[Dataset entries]
——————

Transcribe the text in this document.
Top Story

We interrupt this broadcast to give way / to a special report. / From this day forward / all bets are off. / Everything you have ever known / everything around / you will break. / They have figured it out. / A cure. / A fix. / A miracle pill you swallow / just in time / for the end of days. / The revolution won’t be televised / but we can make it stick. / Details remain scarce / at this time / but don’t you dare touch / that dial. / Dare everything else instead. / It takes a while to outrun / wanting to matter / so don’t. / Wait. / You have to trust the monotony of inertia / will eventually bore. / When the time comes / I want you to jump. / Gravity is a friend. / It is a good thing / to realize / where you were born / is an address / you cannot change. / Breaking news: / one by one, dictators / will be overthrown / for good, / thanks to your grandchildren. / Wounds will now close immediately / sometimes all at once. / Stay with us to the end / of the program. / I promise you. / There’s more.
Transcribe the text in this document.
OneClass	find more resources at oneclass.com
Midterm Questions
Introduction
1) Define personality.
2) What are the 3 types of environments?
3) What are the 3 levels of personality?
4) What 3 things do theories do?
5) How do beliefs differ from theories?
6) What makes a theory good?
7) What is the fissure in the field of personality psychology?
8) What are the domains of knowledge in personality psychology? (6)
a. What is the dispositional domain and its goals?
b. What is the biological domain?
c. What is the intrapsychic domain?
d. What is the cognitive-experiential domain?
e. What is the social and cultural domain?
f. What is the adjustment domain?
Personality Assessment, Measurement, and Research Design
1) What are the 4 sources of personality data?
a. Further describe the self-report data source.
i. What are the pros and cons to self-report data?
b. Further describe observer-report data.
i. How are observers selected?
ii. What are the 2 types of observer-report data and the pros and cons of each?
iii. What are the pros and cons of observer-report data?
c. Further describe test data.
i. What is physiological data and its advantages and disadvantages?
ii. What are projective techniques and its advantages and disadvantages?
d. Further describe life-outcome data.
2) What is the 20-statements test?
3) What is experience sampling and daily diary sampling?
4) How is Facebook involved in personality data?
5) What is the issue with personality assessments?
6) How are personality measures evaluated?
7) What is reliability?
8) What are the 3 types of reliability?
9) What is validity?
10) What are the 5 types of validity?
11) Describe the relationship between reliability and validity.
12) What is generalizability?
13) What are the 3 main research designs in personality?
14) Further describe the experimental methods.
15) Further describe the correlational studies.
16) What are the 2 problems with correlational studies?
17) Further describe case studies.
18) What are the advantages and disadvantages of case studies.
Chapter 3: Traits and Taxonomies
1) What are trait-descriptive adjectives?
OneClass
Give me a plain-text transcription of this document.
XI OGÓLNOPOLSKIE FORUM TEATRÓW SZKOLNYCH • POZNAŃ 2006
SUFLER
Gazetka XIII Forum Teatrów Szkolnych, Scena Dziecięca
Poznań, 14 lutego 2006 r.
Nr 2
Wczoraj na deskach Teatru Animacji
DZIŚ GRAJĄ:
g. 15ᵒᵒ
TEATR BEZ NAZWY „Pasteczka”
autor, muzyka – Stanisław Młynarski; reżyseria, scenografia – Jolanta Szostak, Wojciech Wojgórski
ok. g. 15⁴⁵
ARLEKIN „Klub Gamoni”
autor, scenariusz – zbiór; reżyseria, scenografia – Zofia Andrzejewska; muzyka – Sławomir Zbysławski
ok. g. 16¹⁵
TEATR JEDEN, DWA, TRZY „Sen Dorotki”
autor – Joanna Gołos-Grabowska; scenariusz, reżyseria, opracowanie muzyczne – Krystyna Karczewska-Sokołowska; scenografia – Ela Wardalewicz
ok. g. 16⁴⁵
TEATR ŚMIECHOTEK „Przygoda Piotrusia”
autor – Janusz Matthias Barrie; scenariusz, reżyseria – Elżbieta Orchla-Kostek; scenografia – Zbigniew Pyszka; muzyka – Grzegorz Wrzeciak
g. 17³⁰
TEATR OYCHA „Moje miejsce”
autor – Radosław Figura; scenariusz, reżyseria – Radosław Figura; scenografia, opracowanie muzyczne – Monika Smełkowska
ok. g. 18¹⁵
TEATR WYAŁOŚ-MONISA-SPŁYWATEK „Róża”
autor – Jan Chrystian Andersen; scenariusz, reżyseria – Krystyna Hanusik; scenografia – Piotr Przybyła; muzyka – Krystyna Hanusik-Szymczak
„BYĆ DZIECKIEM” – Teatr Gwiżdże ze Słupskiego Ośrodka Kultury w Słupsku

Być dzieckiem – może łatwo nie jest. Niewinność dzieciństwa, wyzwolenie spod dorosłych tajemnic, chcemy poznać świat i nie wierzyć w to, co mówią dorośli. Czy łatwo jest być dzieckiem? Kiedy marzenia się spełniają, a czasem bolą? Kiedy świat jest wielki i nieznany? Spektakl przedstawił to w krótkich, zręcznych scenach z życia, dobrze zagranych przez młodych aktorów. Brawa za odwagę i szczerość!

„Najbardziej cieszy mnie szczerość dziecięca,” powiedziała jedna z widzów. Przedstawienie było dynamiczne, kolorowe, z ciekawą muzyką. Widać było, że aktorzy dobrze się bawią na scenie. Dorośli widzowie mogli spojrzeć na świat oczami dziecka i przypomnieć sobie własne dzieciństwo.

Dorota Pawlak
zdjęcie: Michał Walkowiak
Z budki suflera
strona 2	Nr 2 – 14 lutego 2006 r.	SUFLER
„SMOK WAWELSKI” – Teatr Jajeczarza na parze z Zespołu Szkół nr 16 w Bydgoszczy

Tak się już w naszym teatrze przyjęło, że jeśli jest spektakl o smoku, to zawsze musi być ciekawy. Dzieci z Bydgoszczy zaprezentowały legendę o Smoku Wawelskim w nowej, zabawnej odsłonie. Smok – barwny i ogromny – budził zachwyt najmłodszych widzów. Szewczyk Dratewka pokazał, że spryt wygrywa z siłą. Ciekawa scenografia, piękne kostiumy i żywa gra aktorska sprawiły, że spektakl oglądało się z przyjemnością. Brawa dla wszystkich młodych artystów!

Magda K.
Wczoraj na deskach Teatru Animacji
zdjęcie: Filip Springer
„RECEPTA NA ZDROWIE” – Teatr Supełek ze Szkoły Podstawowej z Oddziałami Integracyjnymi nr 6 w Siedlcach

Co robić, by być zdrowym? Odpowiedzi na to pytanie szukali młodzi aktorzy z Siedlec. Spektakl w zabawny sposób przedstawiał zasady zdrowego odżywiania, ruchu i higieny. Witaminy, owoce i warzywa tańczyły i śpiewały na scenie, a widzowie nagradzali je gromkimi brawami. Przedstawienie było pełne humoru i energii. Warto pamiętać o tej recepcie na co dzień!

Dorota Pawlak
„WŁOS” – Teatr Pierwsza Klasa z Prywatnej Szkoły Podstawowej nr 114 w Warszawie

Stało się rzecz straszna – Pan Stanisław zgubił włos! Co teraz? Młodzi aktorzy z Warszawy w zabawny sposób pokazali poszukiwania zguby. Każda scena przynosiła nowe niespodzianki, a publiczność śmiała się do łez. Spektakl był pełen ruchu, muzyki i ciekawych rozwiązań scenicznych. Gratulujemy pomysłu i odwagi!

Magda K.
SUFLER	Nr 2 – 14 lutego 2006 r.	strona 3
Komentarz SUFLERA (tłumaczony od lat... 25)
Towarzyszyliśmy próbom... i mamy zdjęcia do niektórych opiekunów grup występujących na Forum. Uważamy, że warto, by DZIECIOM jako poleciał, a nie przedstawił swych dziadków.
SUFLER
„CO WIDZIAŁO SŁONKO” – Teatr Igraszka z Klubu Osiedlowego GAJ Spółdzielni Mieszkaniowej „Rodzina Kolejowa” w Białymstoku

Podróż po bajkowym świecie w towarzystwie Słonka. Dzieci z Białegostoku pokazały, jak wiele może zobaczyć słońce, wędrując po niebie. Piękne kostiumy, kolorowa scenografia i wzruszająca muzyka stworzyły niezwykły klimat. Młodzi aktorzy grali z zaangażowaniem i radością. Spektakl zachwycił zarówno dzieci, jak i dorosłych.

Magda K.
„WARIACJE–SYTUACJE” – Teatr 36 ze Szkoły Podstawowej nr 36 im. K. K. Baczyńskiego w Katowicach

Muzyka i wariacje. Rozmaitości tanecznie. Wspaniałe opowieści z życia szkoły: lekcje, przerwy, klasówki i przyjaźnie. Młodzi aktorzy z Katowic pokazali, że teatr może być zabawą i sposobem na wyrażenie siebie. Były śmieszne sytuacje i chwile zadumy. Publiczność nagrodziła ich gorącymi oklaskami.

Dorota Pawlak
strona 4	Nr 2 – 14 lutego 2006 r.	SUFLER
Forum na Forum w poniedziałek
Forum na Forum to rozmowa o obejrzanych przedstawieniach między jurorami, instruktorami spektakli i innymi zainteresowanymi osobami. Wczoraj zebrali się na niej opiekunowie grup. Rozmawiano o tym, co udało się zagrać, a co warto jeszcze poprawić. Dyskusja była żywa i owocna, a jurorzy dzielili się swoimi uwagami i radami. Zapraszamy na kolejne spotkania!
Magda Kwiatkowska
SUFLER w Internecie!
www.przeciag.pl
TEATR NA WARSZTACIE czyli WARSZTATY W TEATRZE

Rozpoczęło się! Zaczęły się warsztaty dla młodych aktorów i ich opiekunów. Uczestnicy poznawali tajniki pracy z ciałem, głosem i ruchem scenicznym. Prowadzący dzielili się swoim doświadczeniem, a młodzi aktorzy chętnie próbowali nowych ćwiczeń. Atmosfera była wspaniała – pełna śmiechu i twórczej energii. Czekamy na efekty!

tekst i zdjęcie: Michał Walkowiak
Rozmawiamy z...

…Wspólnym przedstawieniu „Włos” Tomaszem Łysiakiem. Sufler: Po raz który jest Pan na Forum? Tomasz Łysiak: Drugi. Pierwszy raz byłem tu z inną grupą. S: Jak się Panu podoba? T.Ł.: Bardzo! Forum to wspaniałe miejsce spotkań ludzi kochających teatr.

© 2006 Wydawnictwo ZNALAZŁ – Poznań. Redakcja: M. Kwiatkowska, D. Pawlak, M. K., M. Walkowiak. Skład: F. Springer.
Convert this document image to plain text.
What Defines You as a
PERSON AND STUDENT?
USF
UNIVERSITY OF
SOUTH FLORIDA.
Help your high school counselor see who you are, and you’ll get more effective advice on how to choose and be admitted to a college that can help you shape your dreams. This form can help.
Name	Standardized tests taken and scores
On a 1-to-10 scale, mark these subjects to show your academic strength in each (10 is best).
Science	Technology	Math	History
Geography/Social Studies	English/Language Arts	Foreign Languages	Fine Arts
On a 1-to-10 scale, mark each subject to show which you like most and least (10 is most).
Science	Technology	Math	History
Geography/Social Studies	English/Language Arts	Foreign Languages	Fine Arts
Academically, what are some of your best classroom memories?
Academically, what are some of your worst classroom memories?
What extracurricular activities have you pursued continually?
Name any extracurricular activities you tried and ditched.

——————

▶ _PROBLEM REQUIREMENTS_: Each line above that holds the string "Walkowiak" should be copied and shown.

▶ _TASK SOLUTION_:
zdjęcie: Michał Walkowiak
tekst i zdjęcie: Michał Walkowiak
© 2006 Wydawnictwo ZNALAZŁ – Poznań. Redakcja: M. Kwiatkowska, D. Pawlak, M. K., M. Walkowiak. Skład: F. Springer.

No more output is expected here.